* **Task to carry out**:
From the entries below, please gather each line containing the string "calendar".
* BEGIN Material for this task *
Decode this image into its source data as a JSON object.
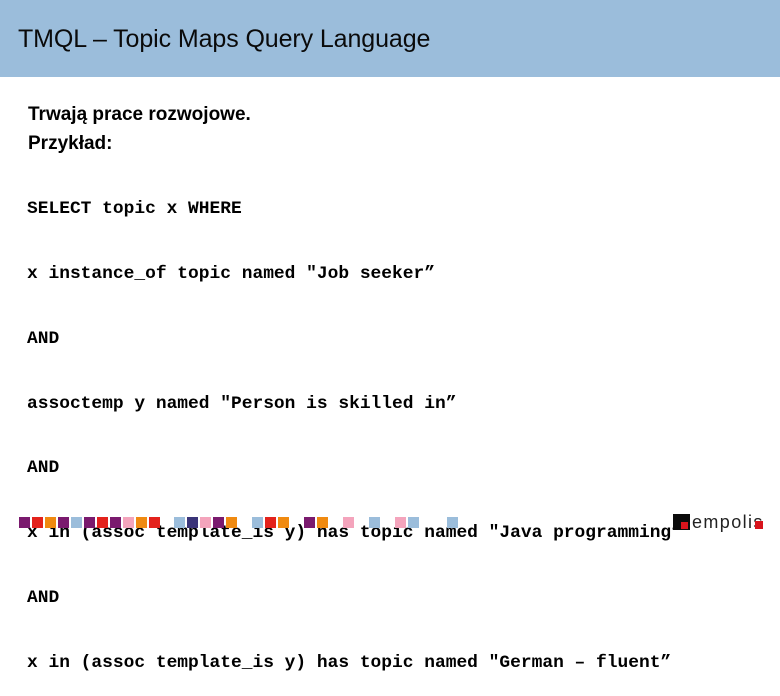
{
  "slide": {
    "title": "TMQL – Topic Maps Query Language",
    "header_color": "#9bbddb"
  },
  "intro": {
    "line1": "Trwają prace rozwojowe.",
    "line2": "Przykład:"
  },
  "code": {
    "lines": [
      "SELECT topic x WHERE",
      "x instance_of topic named \"Job seeker”",
      "AND",
      "assoctemp y named \"Person is skilled in”",
      "AND",
      "x in (assoc template_is y) has topic named \"Java programming”",
      "AND",
      "x in (assoc template_is y) has topic named \"German – fluent”"
    ]
  },
  "footer": {
    "palette": {
      "purple": "#7a1a6e",
      "red": "#e3221c",
      "orange": "#f08a10",
      "lightblue": "#9bbddb",
      "navy": "#3a3478",
      "pink": "#f4a4bc"
    },
    "squares": [
      "purple",
      "red",
      "orange",
      "purple",
      "lightblue",
      "purple",
      "red",
      "purple",
      "pink",
      "orange",
      "red",
      "lightblue",
      "navy",
      "pink",
      "purple",
      "orange",
      "lightblue",
      "red",
      "orange",
      "purple",
      "orange",
      "pink",
      "lightblue",
      "pink",
      "lightblue",
      "lightblue"
    ],
    "logo": {
      "text": "empolis",
      "accent_color": "#d8141c"
    }
  }
}
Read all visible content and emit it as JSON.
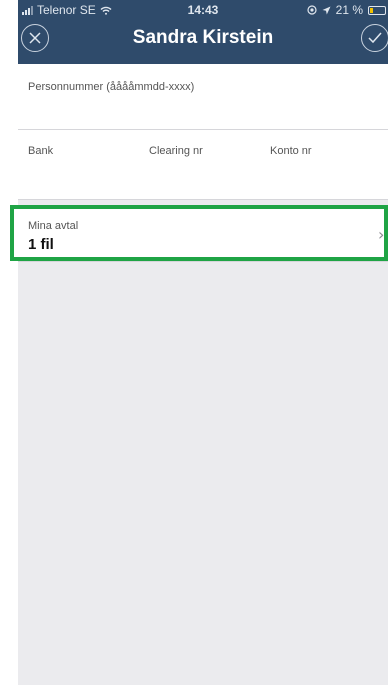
{
  "status_bar": {
    "carrier": "Telenor SE",
    "time": "14:43",
    "battery_percent": "21 %",
    "battery_level": 0.21,
    "icons": [
      "signal-icon",
      "wifi-icon",
      "location-lock-icon",
      "location-arrow-icon",
      "battery-icon"
    ]
  },
  "nav": {
    "title": "Sandra Kirstein",
    "left_icon": "close-icon",
    "right_icon": "checkmark-icon"
  },
  "form": {
    "personnummer_label": "Personnummer (ååååmmdd-xxxx)",
    "bank_label": "Bank",
    "clearing_label": "Clearing nr",
    "konto_label": "Konto nr"
  },
  "contracts": {
    "label": "Mina avtal",
    "value": "1 fil",
    "chevron_icon": "chevron-right-icon"
  },
  "colors": {
    "header": "#2f4b6b",
    "background": "#ebebee",
    "highlight": "#1fa445",
    "battery": "#f2c200"
  }
}
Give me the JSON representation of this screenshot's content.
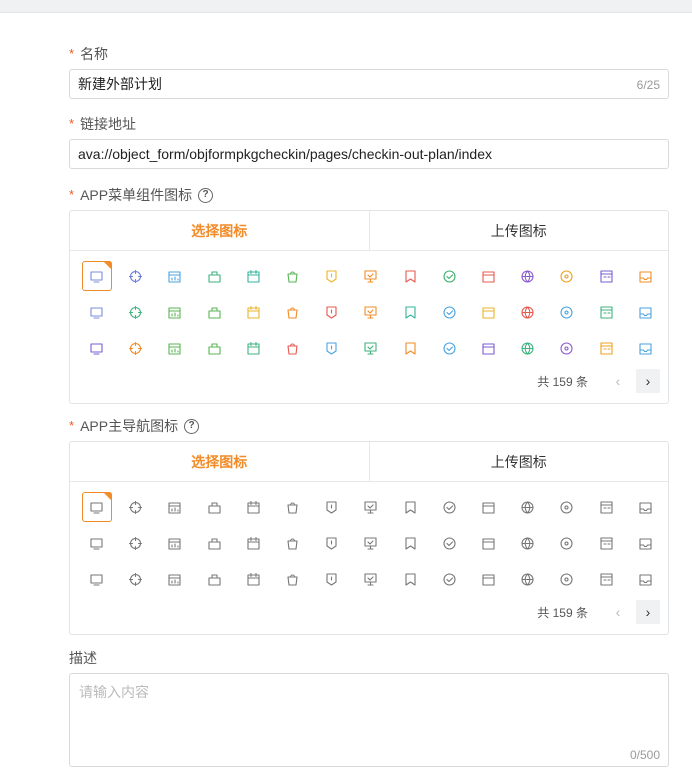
{
  "form": {
    "name": {
      "label": "名称",
      "value": "新建外部计划",
      "counter": "6/25"
    },
    "link": {
      "label": "链接地址",
      "value": "ava://object_form/objformpkgcheckin/pages/checkin-out-plan/index"
    },
    "app_menu_icon": {
      "label": "APP菜单组件图标",
      "help": "?",
      "tabs": [
        "选择图标",
        "上传图标"
      ],
      "total": "共 159 条",
      "prev": "‹",
      "next": "›"
    },
    "app_nav_icon": {
      "label": "APP主导航图标",
      "help": "?",
      "tabs": [
        "选择图标",
        "上传图标"
      ],
      "total": "共 159 条",
      "prev": "‹",
      "next": "›"
    },
    "description": {
      "label": "描述",
      "placeholder": "请输入内容",
      "counter": "0/500"
    },
    "required_mark": "*"
  },
  "icons": [
    "monitor-icon",
    "target-icon",
    "chart-calendar-icon",
    "briefcase-icon",
    "calendar-icon",
    "shopping-bag-icon",
    "shield-flag-icon",
    "presentation-icon",
    "bookmark-icon",
    "check-circle-icon",
    "card-icon",
    "globe-icon",
    "disc-icon",
    "calendar-box-icon",
    "inbox-icon",
    "archive-icon",
    "pencil-icon",
    "clipboard-check-icon",
    "image-chart-icon",
    "signpost-icon",
    "gas-pump-icon",
    "buildings-icon",
    "radar-icon",
    "network-icon",
    "window-icon",
    "building-icon",
    "clock-icon",
    "home-icon",
    "yen-note-icon",
    "store-icon",
    "apps-icon",
    "shop-icon",
    "clipboard-list-icon",
    "save-icon",
    "shield-icon",
    "flower-icon",
    "cloud-upload-icon",
    "document-list-icon",
    "grid-box-icon",
    "question-bubble-icon",
    "code-box-icon",
    "bolt-circle-icon",
    "bulb-icon",
    "badge-icon",
    "storefront-icon"
  ],
  "colors": {
    "accent": "#f28c28",
    "menu_icons": [
      "#7b8cde",
      "#6c7ae0",
      "#4aa3df",
      "#3fb27f",
      "#36b39b",
      "#5ab552",
      "#e9b52a",
      "#f28c28",
      "#e8584f",
      "#3ab26a",
      "#e8584f",
      "#8a5cd1",
      "#f0a020",
      "#7a5cd1",
      "#f28c28",
      "#7a8cde",
      "#3fb27f",
      "#5ab552",
      "#5ab552",
      "#e9b52a",
      "#f28c28",
      "#e8584f",
      "#f28c28",
      "#36b39b",
      "#4aa3df",
      "#e9b52a",
      "#e8584f",
      "#4aa3df",
      "#3fb27f",
      "#4aa3df",
      "#7a5cd1",
      "#f28c28",
      "#5ab552",
      "#5ab552",
      "#3fb27f",
      "#e8584f",
      "#4aa3df",
      "#3fb27f",
      "#f28c28",
      "#4aa3df",
      "#7a5cd1",
      "#3fb27f",
      "#8a5cd1",
      "#f0a020",
      "#4aa3df"
    ],
    "nav_icon": "#777777"
  }
}
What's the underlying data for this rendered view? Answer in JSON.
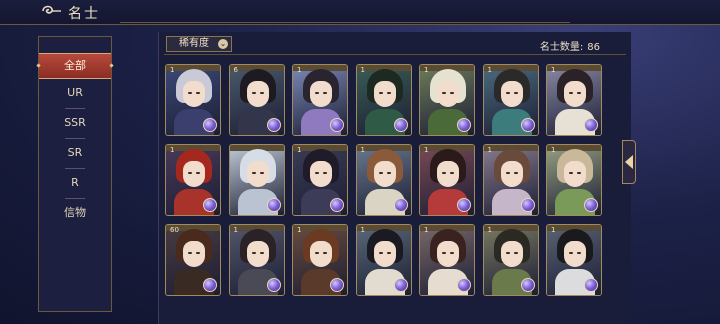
{
  "header": {
    "title": "名士"
  },
  "sidebar": {
    "items": [
      {
        "label": "全部",
        "active": true
      },
      {
        "label": "UR"
      },
      {
        "label": "SSR"
      },
      {
        "label": "SR"
      },
      {
        "label": "R"
      },
      {
        "label": "信物"
      }
    ]
  },
  "filter": {
    "rarity_label": "稀有度"
  },
  "count": {
    "label": "名士数量:",
    "value": "86"
  },
  "cards": [
    {
      "row": 0,
      "col": 0,
      "level": "1",
      "hair": "#c9c9d8",
      "robe": "#3a3f6e",
      "bg": "#3b4a7a"
    },
    {
      "row": 0,
      "col": 1,
      "level": "6",
      "hair": "#1e1a22",
      "robe": "#33354a",
      "bg": "#4a5a6c"
    },
    {
      "row": 0,
      "col": 2,
      "level": "1",
      "hair": "#2a2330",
      "robe": "#8f7ac0",
      "bg": "#7c89b8"
    },
    {
      "row": 0,
      "col": 3,
      "level": "1",
      "hair": "#1c2a22",
      "robe": "#2f5a46",
      "bg": "#3a5e56"
    },
    {
      "row": 0,
      "col": 4,
      "level": "1",
      "hair": "#e6e2d2",
      "robe": "#4a6a3a",
      "bg": "#6d7d5a"
    },
    {
      "row": 0,
      "col": 5,
      "level": "1",
      "hair": "#2a2a2a",
      "robe": "#3d7c7c",
      "bg": "#4b6c7e"
    },
    {
      "row": 0,
      "col": 6,
      "level": "1",
      "hair": "#2a2226",
      "robe": "#e6e1d4",
      "bg": "#8a8aa6"
    },
    {
      "row": 1,
      "col": 0,
      "level": "1",
      "hair": "#a5281f",
      "robe": "#a8332a",
      "bg": "#4a3a5a"
    },
    {
      "row": 1,
      "col": 1,
      "level": "",
      "hair": "#d6dde6",
      "robe": "#b9c3d2",
      "bg": "#c2ccd8"
    },
    {
      "row": 1,
      "col": 2,
      "level": "1",
      "hair": "#1f1b2a",
      "robe": "#3d3c58",
      "bg": "#3a3d56"
    },
    {
      "row": 1,
      "col": 3,
      "level": "1",
      "hair": "#8a5a3a",
      "robe": "#d9d4c4",
      "bg": "#6a7a90"
    },
    {
      "row": 1,
      "col": 4,
      "level": "1",
      "hair": "#2a1a1a",
      "robe": "#b53a3a",
      "bg": "#7a4a56"
    },
    {
      "row": 1,
      "col": 5,
      "level": "1",
      "hair": "#6a4a3a",
      "robe": "#c5b7c9",
      "bg": "#8a7c90"
    },
    {
      "row": 1,
      "col": 6,
      "level": "1",
      "hair": "#c9b89a",
      "robe": "#7a9a5a",
      "bg": "#96a282"
    },
    {
      "row": 2,
      "col": 0,
      "level": "60",
      "hair": "#4a2a1c",
      "robe": "#3a2a24",
      "bg": "#4a3c40"
    },
    {
      "row": 2,
      "col": 1,
      "level": "1",
      "hair": "#2a2226",
      "robe": "#4a4a56",
      "bg": "#54566c"
    },
    {
      "row": 2,
      "col": 2,
      "level": "1",
      "hair": "#6a3a22",
      "robe": "#5a3a2a",
      "bg": "#6a4c3e"
    },
    {
      "row": 2,
      "col": 3,
      "level": "1",
      "hair": "#1a1a22",
      "robe": "#e2dcd0",
      "bg": "#5a6a7a"
    },
    {
      "row": 2,
      "col": 4,
      "level": "1",
      "hair": "#3a2220",
      "robe": "#e6ddd0",
      "bg": "#7a6a6a"
    },
    {
      "row": 2,
      "col": 5,
      "level": "1",
      "hair": "#2a2a22",
      "robe": "#6a7a4a",
      "bg": "#7a7a62"
    },
    {
      "row": 2,
      "col": 6,
      "level": "1",
      "hair": "#1a1a1e",
      "robe": "#dcdcde",
      "bg": "#5a6474"
    }
  ]
}
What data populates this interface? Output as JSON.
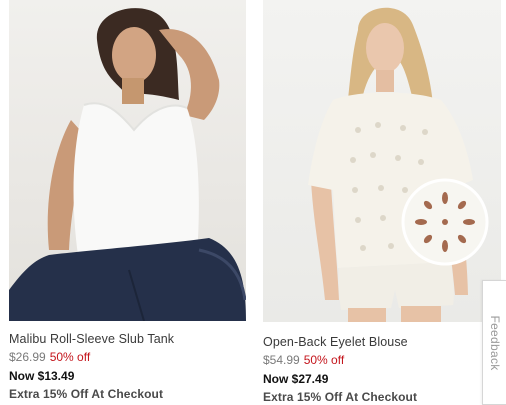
{
  "products": [
    {
      "name": "Malibu Roll-Sleeve Slub Tank",
      "original_price": "$26.99",
      "discount": "50% off",
      "now_price": "Now $13.49",
      "promo": "Extra 15% Off At Checkout"
    },
    {
      "name": "Open-Back Eyelet Blouse",
      "original_price": "$54.99",
      "discount": "50% off",
      "now_price": "Now $27.49",
      "promo": "Extra 15% Off At Checkout"
    }
  ],
  "feedback": {
    "label": "Feedback"
  },
  "colors": {
    "sale": "#c4151c",
    "text": "#333333",
    "muted": "#7a7a7a"
  }
}
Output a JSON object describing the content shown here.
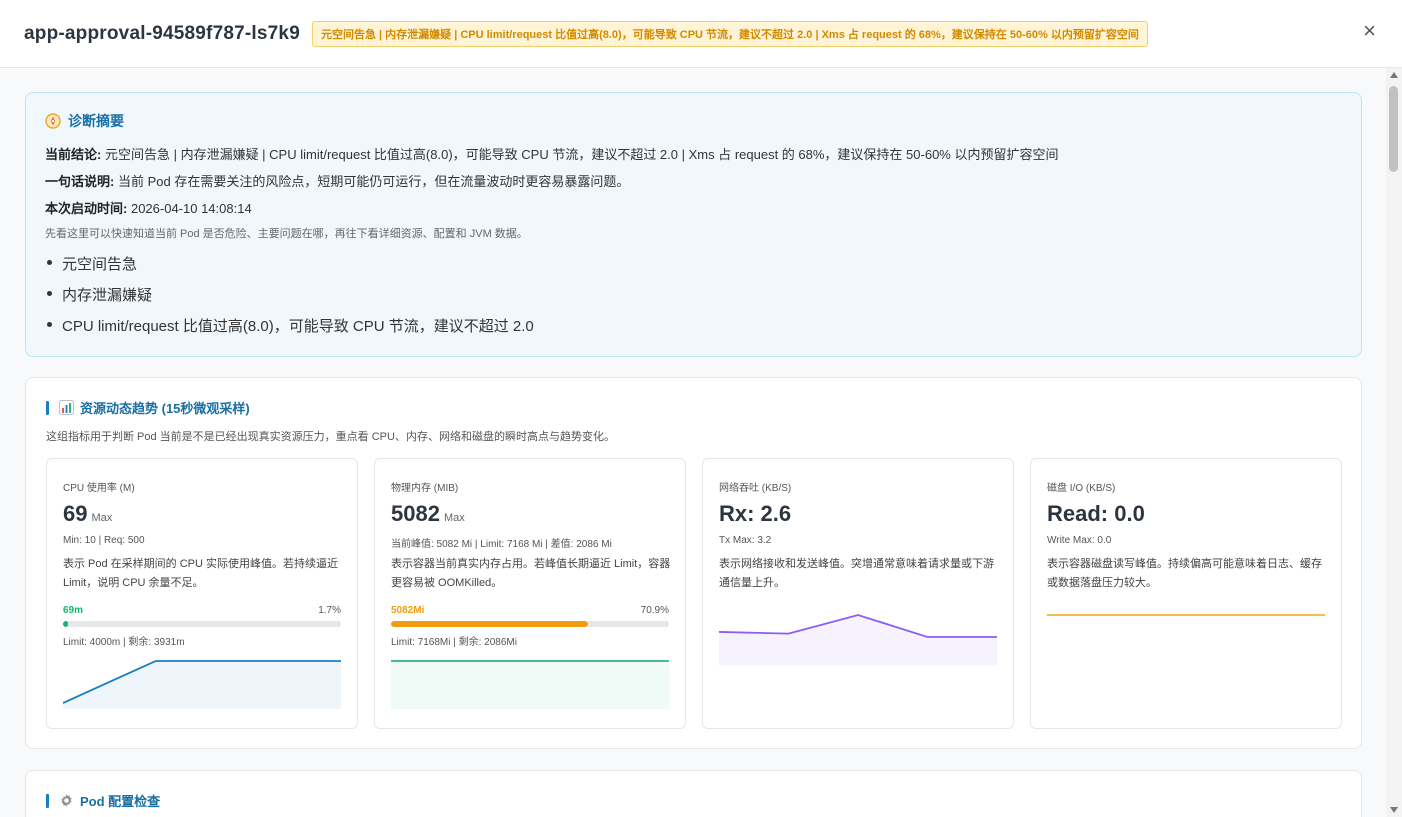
{
  "header": {
    "pod_name": "app-approval-94589f787-ls7k9",
    "alert_badge": "元空间告急 | 内存泄漏嫌疑 | CPU limit/request 比值过高(8.0)，可能导致 CPU 节流，建议不超过 2.0 | Xms 占 request 的 68%，建议保持在 50-60% 以内预留扩容空间",
    "close_label": "×"
  },
  "summary": {
    "title": "诊断摘要",
    "conclusion_label": "当前结论:",
    "conclusion": "元空间告急 | 内存泄漏嫌疑 | CPU limit/request 比值过高(8.0)，可能导致 CPU 节流，建议不超过 2.0 | Xms 占 request 的 68%，建议保持在 50-60% 以内预留扩容空间",
    "explain_label": "一句话说明:",
    "explain": "当前 Pod 存在需要关注的风险点，短期可能仍可运行，但在流量波动时更容易暴露问题。",
    "start_label": "本次启动时间:",
    "start_time": "2026-04-10 14:08:14",
    "hint": "先看这里可以快速知道当前 Pod 是否危险、主要问题在哪，再往下看详细资源、配置和 JVM 数据。",
    "items": [
      "元空间告急",
      "内存泄漏嫌疑",
      "CPU limit/request 比值过高(8.0)，可能导致 CPU 节流，建议不超过 2.0"
    ],
    "icon": "compass-icon"
  },
  "trend": {
    "title": "资源动态趋势 (15秒微观采样)",
    "desc": "这组指标用于判断 Pod 当前是不是已经出现真实资源压力，重点看 CPU、内存、网络和磁盘的瞬时高点与趋势变化。",
    "icon": "bar-chart-icon",
    "cards": [
      {
        "label": "CPU 使用率 (M)",
        "value": "69",
        "unit": "Max",
        "sub": "Min: 10 | Req: 500",
        "desc": "表示 Pod 在采样期间的 CPU 实际使用峰值。若持续逼近 Limit，说明 CPU 余量不足。",
        "progress_current": "69m",
        "progress_pct": "1.7%",
        "progress_fraction": 0.017,
        "progress_meta": "Limit: 4000m | 剩余: 3931m",
        "color": "#17b26a",
        "line_color": "#1a7fc1",
        "series": [
          10,
          69,
          69,
          69
        ]
      },
      {
        "label": "物理内存 (MIB)",
        "value": "5082",
        "unit": "Max",
        "sub": "当前峰值: 5082 Mi | Limit: 7168 Mi | 差值: 2086 Mi",
        "desc": "表示容器当前真实内存占用。若峰值长期逼近 Limit，容器更容易被 OOMKilled。",
        "progress_current": "5082Mi",
        "progress_pct": "70.9%",
        "progress_fraction": 0.709,
        "progress_meta": "Limit: 7168Mi | 剩余: 2086Mi",
        "color": "#f29d10",
        "line_color": "#2fb37c",
        "series": [
          5082,
          5082,
          5082,
          5082
        ]
      },
      {
        "label": "网络吞吐 (KB/S)",
        "value": "Rx: 2.6",
        "unit": "",
        "sub": "Tx Max: 3.2",
        "desc": "表示网络接收和发送峰值。突增通常意味着请求量或下游通信量上升。",
        "line_color": "#8b5cf6",
        "series": [
          1.6,
          1.5,
          2.6,
          1.3,
          1.3
        ]
      },
      {
        "label": "磁盘 I/O (KB/S)",
        "value": "Read: 0.0",
        "unit": "",
        "sub": "Write Max: 0.0",
        "desc": "表示容器磁盘读写峰值。持续偏高可能意味着日志、缓存或数据落盘压力较大。",
        "line_color": "#f2b530",
        "series": [
          0,
          0,
          0,
          0
        ]
      }
    ]
  },
  "pod_config": {
    "title": "Pod 配置检查",
    "icon": "gear-icon"
  }
}
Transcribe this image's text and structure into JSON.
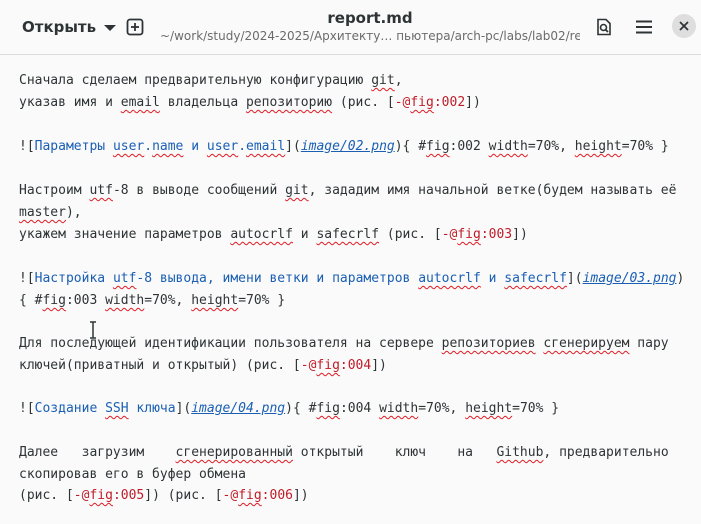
{
  "header": {
    "open_label": "Открыть",
    "title": "report.md",
    "subtitle": "~/work/study/2024-2025/Архитекту… пьютера/arch-pc/labs/lab02/report"
  },
  "icons": {
    "open_menu": "chevron-down-icon",
    "new_tab": "new-tab-icon",
    "search": "document-search-icon",
    "menu": "hamburger-menu-icon",
    "close": "close-icon"
  },
  "editor": {
    "l1": {
      "a": "Сначала сделаем предварительную конфигурацию ",
      "b": "git",
      "c": ","
    },
    "l2": {
      "a": "указав имя и ",
      "b": "email",
      "c": " владельца ",
      "d": "репозиторию",
      "e": " (рис. [",
      "f": "-@",
      "g": "fig",
      "h": ":002",
      "i": "])"
    },
    "l3": {
      "a": "![",
      "b": "Параметры ",
      "c": "user",
      "d": ".",
      "e": "name",
      "f": " и ",
      "g": "user",
      "h": ".",
      "i": "email",
      "j": "](",
      "k": "image/02.png",
      "l": "){ #",
      "m": "fig",
      "n": ":002 ",
      "o": "width",
      "p": "=70%, ",
      "q": "height",
      "r": "=70% }"
    },
    "l4": {
      "a": "Настроим ",
      "b": "utf",
      "c": "-8 в выводе сообщений ",
      "d": "git",
      "e": ", зададим имя начальной ветке(будем называть её"
    },
    "l5": {
      "a": "master",
      "b": "),"
    },
    "l6": {
      "a": "укажем значение параметров ",
      "b": "autocrlf",
      "c": " и ",
      "d": "safecrlf",
      "e": " (рис. [",
      "f": "-@",
      "g": "fig",
      "h": ":003",
      "i": "])"
    },
    "l7": {
      "a": "![",
      "b": "Настройка ",
      "c": "utf",
      "d": "-8 вывода, имени ветки и параметров ",
      "e": "autocrlf",
      "f": " и ",
      "g": "safecrlf",
      "h": "](",
      "i": "image/03.png",
      "j": ")"
    },
    "l8": {
      "a": "{ #",
      "b": "fig",
      "c": ":003 ",
      "d": "width",
      "e": "=70%, ",
      "f": "height",
      "g": "=70% }"
    },
    "l9": {
      "a": "Для последующей идентификации пользователя на сервере ",
      "b": "репозиториев",
      "c": " ",
      "d": "сгенерируем",
      "e": " пару"
    },
    "l10": {
      "a": "ключей(приватный и открытый) (рис. [",
      "b": "-@",
      "c": "fig",
      "d": ":004",
      "e": "])"
    },
    "l11": {
      "a": "![",
      "b": "Создание ",
      "c": "SSH",
      "d": " ключа",
      "e": "](",
      "f": "image/04.png",
      "g": "){ #",
      "h": "fig",
      "i": ":004 ",
      "j": "width",
      "k": "=70%, ",
      "l": "height",
      "m": "=70% }"
    },
    "l12": {
      "a": "Далее   загрузим    ",
      "b": "сгенерированный",
      "c": " открытый    ключ    на   ",
      "d": "Github",
      "e": ", предварительно"
    },
    "l13": {
      "a": "скопировав его в буфер обмена"
    },
    "l14": {
      "a": "(рис. [",
      "b": "-@",
      "c": "fig",
      "d": ":005",
      "e": "]) (рис. [",
      "f": "-@",
      "g": "fig",
      "h": ":006",
      "i": "])"
    }
  }
}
* END Material for this task *
* **Exercise output**:
    "chart-calendar-icon",
    "calendar-icon",
    "calendar-box-icon",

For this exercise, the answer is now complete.